PROVIDED DATA:
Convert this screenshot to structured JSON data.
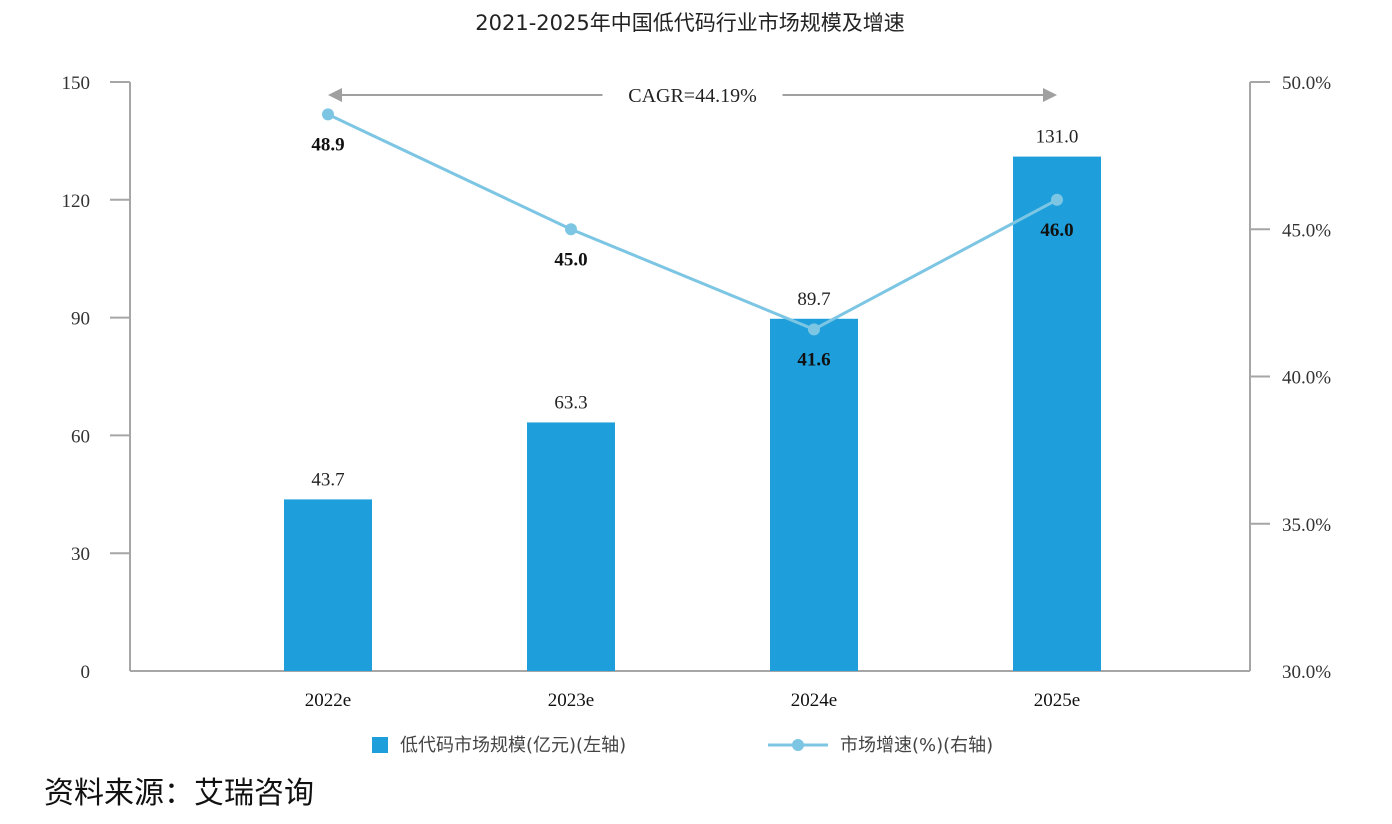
{
  "chart_data": {
    "type": "bar",
    "title": "2021-2025年中国低代码行业市场规模及增速",
    "categories": [
      "2022e",
      "2023e",
      "2024e",
      "2025e"
    ],
    "series": [
      {
        "name": "低代码市场规模(亿元)(左轴)",
        "type": "bar",
        "axis": "left",
        "values": [
          43.7,
          63.3,
          89.7,
          131.0
        ],
        "labels": [
          "43.7",
          "63.3",
          "89.7",
          "131.0"
        ],
        "color": "#1e9fdb"
      },
      {
        "name": "市场增速(%)(右轴)",
        "type": "line",
        "axis": "right",
        "values": [
          48.9,
          45.0,
          41.6,
          46.0
        ],
        "labels": [
          "48.9",
          "45.0",
          "41.6",
          "46.0"
        ],
        "color": "#7cc6e4"
      }
    ],
    "left_axis": {
      "ylim": [
        0,
        150
      ],
      "ticks": [
        0,
        30,
        60,
        90,
        120,
        150
      ],
      "tick_labels": [
        "0",
        "30",
        "60",
        "90",
        "120",
        "150"
      ]
    },
    "right_axis": {
      "ylim": [
        30,
        50
      ],
      "ticks": [
        30,
        35,
        40,
        45,
        50
      ],
      "tick_labels": [
        "30.0%",
        "35.0%",
        "40.0%",
        "45.0%",
        "50.0%"
      ]
    },
    "annotation": {
      "text": "CAGR=44.19%",
      "from_category": "2022e",
      "to_category": "2025e"
    },
    "xlabel": "",
    "ylabel": "",
    "grid": false,
    "legend_position": "bottom-center"
  },
  "source_text": "资料来源：艾瑞咨询",
  "colors": {
    "bar": "#1e9fdb",
    "line": "#7cc6e4",
    "axis": "#a6a6a6",
    "arrow": "#a0a0a0"
  }
}
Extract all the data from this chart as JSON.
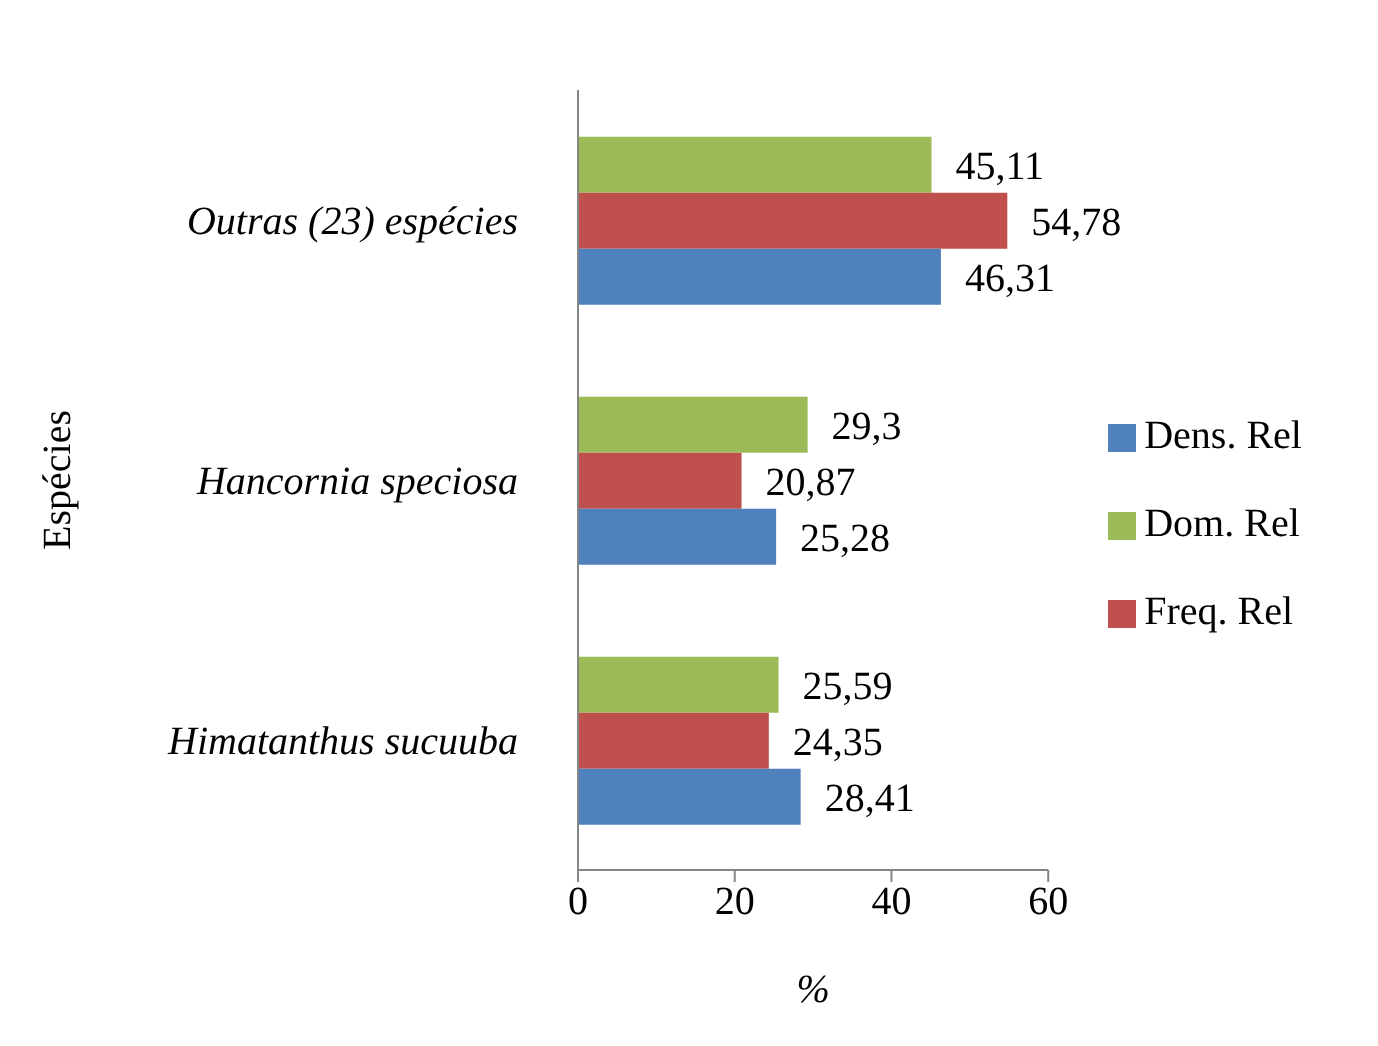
{
  "chart_data": {
    "type": "bar",
    "orientation": "horizontal",
    "xlabel": "%",
    "ylabel": "Espécies",
    "categories": [
      "Outras (23) espécies",
      "Hancornia speciosa",
      "Himatanthus sucuuba"
    ],
    "series": [
      {
        "name": "Dom. Rel",
        "color": "#9bbb59",
        "values": [
          45.11,
          29.3,
          25.59
        ],
        "value_labels": [
          "45,11",
          "29,3",
          "25,59"
        ]
      },
      {
        "name": "Freq. Rel",
        "color": "#c0504d",
        "values": [
          54.78,
          20.87,
          24.35
        ],
        "value_labels": [
          "54,78",
          "20,87",
          "24,35"
        ]
      },
      {
        "name": "Dens. Rel",
        "color": "#4f81bd",
        "values": [
          46.31,
          25.28,
          28.41
        ],
        "value_labels": [
          "46,31",
          "25,28",
          "28,41"
        ]
      }
    ],
    "xlim": [
      0,
      60
    ],
    "xticks": [
      0,
      20,
      40,
      60
    ],
    "grid": false,
    "legend": "right"
  }
}
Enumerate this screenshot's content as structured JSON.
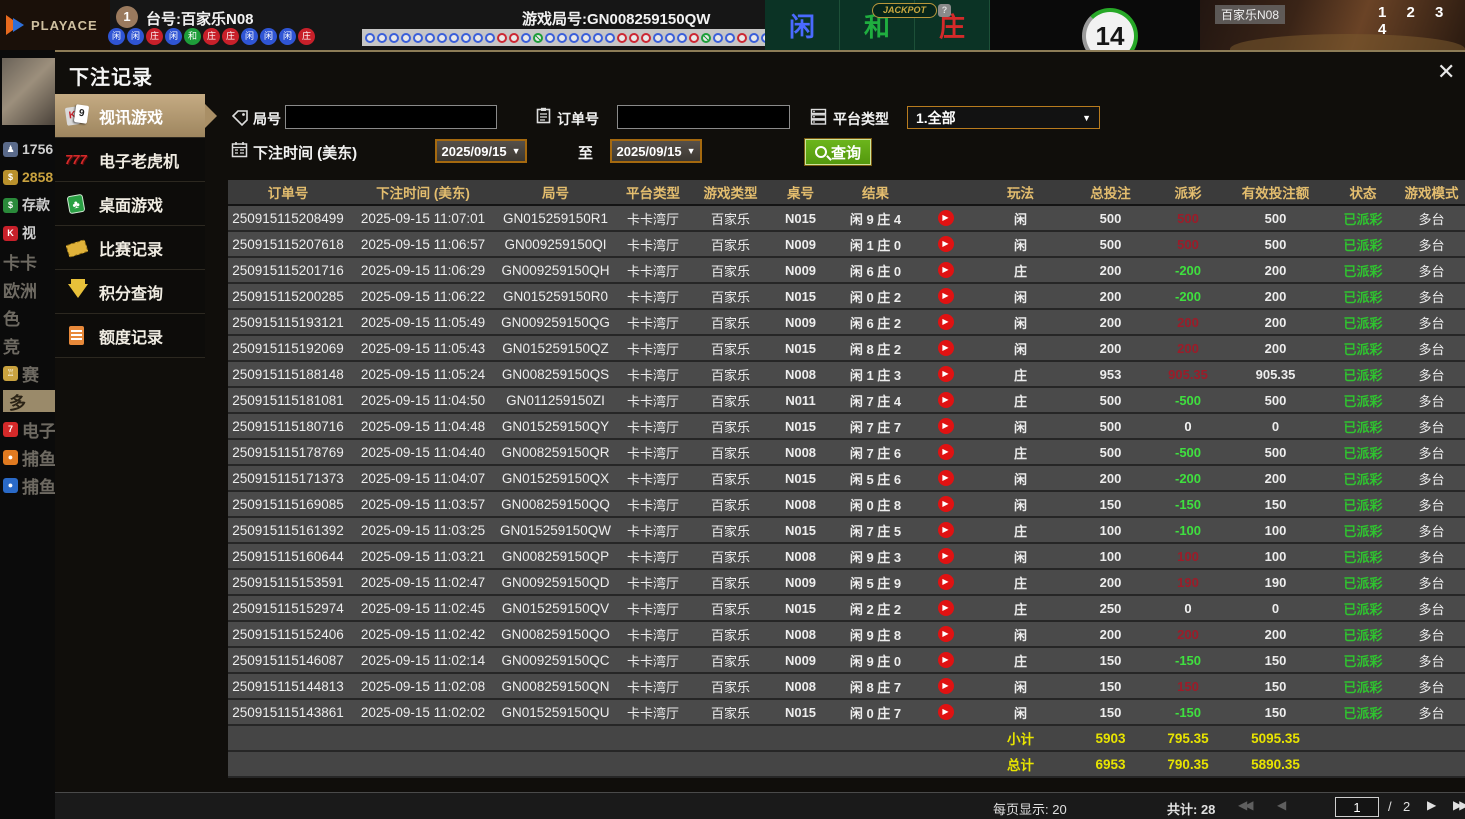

EXERCISE DIRECTIONS: Tally the lines in the listing that hold "screenshot" and report the number alone.

THE SOLUTION: 2